**TO DO:** Collect all lines containing the word "title" from the data.

--- --- ---

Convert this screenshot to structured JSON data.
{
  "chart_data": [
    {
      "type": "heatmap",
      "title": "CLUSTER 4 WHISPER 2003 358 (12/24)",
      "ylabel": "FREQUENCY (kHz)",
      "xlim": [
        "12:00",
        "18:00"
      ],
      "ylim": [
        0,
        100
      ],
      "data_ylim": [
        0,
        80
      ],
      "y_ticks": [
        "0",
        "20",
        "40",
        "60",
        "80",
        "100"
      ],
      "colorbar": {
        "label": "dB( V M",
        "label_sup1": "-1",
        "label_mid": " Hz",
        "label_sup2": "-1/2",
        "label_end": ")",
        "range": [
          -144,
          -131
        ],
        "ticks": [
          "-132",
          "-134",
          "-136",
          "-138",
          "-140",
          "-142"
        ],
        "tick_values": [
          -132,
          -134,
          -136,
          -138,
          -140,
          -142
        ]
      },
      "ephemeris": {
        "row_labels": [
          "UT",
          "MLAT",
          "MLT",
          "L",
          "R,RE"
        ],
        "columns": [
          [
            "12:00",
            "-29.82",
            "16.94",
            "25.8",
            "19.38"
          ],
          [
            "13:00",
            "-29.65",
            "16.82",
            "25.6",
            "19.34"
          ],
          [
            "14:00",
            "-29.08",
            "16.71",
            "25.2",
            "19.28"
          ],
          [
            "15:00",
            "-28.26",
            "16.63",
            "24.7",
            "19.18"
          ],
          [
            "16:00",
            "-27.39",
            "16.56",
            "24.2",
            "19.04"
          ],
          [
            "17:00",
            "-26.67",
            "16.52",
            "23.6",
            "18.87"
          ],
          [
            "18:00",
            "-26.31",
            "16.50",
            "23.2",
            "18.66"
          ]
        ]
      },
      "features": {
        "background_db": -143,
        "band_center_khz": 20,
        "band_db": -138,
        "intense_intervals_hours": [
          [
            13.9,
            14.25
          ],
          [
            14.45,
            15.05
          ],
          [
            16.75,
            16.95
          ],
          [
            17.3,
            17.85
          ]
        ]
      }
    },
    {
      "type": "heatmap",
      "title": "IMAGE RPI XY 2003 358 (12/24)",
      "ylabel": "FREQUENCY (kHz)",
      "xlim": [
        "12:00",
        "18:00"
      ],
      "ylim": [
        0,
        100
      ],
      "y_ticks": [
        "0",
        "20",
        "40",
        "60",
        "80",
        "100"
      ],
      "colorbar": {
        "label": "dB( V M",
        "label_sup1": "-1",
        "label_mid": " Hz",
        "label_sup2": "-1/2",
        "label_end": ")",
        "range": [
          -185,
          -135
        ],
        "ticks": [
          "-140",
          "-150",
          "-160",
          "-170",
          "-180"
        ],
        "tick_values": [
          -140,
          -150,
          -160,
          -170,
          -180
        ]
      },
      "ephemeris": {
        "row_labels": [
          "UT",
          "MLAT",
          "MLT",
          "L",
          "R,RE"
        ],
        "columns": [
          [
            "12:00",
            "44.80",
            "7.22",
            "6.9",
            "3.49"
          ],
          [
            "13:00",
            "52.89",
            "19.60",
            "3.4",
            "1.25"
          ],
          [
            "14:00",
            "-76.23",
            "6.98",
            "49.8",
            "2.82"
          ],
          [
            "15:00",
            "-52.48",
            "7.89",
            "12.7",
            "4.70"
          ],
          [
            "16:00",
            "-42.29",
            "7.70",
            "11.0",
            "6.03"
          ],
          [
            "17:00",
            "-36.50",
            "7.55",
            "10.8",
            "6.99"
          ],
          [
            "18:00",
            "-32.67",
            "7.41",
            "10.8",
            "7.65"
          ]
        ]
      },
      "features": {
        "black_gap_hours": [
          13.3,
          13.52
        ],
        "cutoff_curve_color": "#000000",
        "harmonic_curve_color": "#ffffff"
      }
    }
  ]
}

--- --- ---

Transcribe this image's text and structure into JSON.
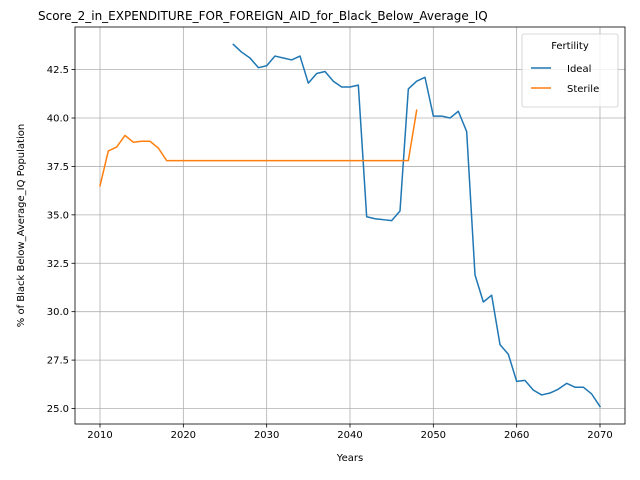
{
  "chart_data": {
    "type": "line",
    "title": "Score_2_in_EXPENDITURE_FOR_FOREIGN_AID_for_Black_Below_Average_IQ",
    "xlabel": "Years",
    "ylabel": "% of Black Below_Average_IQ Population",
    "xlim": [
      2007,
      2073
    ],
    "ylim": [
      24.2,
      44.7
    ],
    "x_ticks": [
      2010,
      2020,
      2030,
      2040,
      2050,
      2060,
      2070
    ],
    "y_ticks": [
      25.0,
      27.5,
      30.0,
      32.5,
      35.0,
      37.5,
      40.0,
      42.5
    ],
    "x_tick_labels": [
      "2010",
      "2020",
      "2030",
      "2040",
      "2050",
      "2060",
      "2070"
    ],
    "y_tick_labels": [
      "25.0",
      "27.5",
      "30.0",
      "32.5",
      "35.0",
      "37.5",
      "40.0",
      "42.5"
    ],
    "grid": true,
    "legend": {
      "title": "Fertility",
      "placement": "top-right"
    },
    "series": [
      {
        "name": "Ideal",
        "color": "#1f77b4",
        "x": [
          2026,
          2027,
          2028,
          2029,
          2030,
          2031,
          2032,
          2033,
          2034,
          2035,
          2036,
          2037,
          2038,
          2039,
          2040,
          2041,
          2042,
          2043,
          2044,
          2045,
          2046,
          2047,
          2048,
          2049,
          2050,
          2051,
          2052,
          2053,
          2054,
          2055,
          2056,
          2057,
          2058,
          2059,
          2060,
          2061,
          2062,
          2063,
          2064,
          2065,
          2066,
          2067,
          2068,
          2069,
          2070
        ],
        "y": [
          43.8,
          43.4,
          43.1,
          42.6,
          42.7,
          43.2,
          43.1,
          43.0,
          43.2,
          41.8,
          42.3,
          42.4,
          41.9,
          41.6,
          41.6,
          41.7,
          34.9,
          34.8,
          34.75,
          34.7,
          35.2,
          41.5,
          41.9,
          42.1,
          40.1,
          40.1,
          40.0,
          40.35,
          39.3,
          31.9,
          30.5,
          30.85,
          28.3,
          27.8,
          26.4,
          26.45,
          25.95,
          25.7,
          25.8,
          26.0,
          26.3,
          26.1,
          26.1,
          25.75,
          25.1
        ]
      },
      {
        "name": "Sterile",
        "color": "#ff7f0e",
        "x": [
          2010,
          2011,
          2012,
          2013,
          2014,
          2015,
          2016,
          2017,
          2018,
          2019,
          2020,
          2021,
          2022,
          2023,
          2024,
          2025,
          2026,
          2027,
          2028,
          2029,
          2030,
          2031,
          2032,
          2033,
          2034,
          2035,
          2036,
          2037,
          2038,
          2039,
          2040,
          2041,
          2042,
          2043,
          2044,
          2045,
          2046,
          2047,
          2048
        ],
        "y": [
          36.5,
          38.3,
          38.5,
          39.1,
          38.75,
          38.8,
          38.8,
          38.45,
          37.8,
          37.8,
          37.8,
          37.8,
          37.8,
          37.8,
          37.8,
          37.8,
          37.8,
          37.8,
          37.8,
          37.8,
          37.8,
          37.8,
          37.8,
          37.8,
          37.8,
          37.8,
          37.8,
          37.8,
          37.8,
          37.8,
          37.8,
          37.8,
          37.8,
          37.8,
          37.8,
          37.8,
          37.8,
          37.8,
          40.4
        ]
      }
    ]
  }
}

--- --- ---

**IN RESPONSE:**
      "title": "CLUSTER 4 WHISPER 2003 358 (12/24)",
      "title": "IMAGE RPI XY 2003 358 (12/24)",
    "title": "Score_2_in_EXPENDITURE_FOR_FOREIGN_AID_for_Black_Below_Average_IQ",
      "title": "Fertility",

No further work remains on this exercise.